--- begin ---

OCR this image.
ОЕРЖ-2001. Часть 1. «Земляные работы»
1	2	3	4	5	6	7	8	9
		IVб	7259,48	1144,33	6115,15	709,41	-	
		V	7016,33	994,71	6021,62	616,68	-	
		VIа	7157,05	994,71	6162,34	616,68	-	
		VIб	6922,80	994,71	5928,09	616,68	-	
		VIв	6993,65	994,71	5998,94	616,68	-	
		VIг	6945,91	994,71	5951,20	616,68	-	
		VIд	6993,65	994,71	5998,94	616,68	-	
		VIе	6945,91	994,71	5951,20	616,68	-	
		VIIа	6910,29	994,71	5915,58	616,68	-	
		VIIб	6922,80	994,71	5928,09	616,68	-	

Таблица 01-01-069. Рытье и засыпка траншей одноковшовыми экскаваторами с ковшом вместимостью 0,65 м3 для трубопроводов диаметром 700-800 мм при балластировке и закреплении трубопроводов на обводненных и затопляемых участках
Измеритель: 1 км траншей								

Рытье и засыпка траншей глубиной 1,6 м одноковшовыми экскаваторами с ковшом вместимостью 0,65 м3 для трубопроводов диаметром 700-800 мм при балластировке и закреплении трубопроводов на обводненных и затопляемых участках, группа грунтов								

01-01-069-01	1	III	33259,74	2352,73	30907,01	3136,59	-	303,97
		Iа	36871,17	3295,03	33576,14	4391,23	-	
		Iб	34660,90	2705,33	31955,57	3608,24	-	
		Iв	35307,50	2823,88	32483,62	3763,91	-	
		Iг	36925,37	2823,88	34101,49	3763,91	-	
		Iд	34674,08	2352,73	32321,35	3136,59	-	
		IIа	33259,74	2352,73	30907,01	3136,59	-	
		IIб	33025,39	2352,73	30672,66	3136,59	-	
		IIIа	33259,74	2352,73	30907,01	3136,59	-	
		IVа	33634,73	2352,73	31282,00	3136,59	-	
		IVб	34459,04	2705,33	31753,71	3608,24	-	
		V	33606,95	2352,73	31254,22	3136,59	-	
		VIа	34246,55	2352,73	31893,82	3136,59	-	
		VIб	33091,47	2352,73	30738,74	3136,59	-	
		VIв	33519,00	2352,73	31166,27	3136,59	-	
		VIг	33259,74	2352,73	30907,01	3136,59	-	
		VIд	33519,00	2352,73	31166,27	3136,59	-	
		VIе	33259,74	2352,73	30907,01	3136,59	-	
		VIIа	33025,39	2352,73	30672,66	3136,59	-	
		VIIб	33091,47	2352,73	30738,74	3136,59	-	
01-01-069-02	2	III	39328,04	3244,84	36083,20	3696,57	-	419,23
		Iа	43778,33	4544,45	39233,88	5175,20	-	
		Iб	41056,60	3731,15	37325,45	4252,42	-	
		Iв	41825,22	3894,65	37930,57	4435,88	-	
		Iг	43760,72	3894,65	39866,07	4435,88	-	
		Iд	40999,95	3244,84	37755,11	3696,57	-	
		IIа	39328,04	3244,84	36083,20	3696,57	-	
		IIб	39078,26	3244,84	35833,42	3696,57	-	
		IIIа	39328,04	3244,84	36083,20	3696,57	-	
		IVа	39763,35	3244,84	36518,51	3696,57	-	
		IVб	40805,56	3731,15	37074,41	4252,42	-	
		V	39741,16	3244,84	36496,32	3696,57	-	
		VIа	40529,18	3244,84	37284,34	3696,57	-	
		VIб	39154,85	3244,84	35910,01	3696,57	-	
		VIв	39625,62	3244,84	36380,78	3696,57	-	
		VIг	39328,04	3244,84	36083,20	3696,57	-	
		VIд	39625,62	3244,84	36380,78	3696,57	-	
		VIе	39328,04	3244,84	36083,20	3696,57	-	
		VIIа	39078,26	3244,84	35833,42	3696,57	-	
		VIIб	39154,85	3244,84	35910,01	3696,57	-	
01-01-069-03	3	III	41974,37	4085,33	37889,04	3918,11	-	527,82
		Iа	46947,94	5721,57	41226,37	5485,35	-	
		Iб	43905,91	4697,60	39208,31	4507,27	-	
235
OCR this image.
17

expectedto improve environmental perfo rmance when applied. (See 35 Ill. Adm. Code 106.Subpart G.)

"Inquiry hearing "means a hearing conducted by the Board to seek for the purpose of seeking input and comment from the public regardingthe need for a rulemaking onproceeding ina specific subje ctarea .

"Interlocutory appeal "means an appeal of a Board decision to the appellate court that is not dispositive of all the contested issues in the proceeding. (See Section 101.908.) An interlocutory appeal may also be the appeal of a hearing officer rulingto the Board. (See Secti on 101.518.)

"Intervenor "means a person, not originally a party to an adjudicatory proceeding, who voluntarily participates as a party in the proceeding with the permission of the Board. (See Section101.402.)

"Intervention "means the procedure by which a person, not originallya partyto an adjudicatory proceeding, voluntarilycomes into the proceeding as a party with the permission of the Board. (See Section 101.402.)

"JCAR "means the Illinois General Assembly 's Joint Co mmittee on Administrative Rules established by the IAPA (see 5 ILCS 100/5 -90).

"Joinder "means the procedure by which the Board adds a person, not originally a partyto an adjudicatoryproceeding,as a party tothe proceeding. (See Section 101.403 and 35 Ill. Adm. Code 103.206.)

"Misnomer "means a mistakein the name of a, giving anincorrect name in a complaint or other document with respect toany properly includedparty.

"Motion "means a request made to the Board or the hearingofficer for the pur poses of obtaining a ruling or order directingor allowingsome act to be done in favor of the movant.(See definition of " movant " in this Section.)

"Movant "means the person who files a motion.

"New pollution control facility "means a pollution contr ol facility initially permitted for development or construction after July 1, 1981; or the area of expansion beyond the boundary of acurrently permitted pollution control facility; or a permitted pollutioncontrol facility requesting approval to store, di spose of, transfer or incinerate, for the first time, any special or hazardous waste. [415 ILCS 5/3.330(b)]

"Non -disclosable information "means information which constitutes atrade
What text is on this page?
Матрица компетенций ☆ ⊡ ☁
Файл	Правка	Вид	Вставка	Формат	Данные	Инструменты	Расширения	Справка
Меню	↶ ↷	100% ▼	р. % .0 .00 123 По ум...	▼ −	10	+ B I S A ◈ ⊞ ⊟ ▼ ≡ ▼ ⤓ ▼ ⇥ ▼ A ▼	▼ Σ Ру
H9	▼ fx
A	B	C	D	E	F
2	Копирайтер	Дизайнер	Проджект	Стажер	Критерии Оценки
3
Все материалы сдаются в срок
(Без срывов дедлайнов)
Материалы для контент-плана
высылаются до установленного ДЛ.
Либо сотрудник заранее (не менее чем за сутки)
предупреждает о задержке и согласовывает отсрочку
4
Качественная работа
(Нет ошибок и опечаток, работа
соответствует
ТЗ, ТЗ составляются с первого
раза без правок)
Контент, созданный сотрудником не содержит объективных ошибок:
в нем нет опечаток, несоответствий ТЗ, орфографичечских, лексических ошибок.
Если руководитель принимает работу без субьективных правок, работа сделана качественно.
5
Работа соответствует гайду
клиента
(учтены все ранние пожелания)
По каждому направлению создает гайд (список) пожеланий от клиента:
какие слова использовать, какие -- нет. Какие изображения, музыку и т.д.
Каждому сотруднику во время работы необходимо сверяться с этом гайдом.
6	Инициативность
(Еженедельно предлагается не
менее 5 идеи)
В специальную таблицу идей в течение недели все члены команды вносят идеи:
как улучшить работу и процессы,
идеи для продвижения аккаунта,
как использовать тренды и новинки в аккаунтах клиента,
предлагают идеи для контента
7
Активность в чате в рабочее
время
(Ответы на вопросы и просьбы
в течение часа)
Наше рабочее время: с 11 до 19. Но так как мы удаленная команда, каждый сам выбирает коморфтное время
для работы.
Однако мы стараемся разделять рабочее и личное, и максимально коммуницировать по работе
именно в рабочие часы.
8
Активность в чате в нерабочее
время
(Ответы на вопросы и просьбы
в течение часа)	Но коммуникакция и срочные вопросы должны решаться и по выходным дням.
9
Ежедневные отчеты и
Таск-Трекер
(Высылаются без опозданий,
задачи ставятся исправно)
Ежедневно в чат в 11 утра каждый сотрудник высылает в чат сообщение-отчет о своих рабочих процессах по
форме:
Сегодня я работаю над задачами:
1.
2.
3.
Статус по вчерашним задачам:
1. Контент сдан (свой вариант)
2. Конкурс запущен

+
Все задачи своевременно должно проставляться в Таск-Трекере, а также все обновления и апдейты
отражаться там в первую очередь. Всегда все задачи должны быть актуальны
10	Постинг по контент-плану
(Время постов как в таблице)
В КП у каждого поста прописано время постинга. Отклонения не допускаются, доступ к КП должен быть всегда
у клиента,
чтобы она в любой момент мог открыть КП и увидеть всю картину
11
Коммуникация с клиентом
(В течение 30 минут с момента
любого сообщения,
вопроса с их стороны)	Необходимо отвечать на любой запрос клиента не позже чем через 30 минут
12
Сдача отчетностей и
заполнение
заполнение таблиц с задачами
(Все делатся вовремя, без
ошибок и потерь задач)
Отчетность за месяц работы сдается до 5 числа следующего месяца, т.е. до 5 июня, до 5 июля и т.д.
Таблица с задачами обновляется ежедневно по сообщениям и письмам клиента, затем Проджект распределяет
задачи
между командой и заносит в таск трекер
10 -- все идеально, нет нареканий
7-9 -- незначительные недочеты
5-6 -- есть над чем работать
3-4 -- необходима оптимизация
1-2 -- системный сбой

--- end ---

Directions for this task → Gather up the lines containing the word "одноковшовыми" from these records and copy them.

Answer to the exercise →
Таблица 01-01-069. Рытье и засыпка траншей одноковшовыми экскаваторами с ковшом вместимостью 0,65 м3 для трубопроводов диаметром 700-800 мм при балластировке и закреплении трубопроводов на обводненных и затопляемых участках
Рытье и засыпка траншей глубиной 1,6 м одноковшовыми экскаваторами с ковшом вместимостью 0,65 м3 для трубопроводов диаметром 700-800 мм при балластировке и закреплении трубопроводов на обводненных и затопляемых участках, группа грунтов								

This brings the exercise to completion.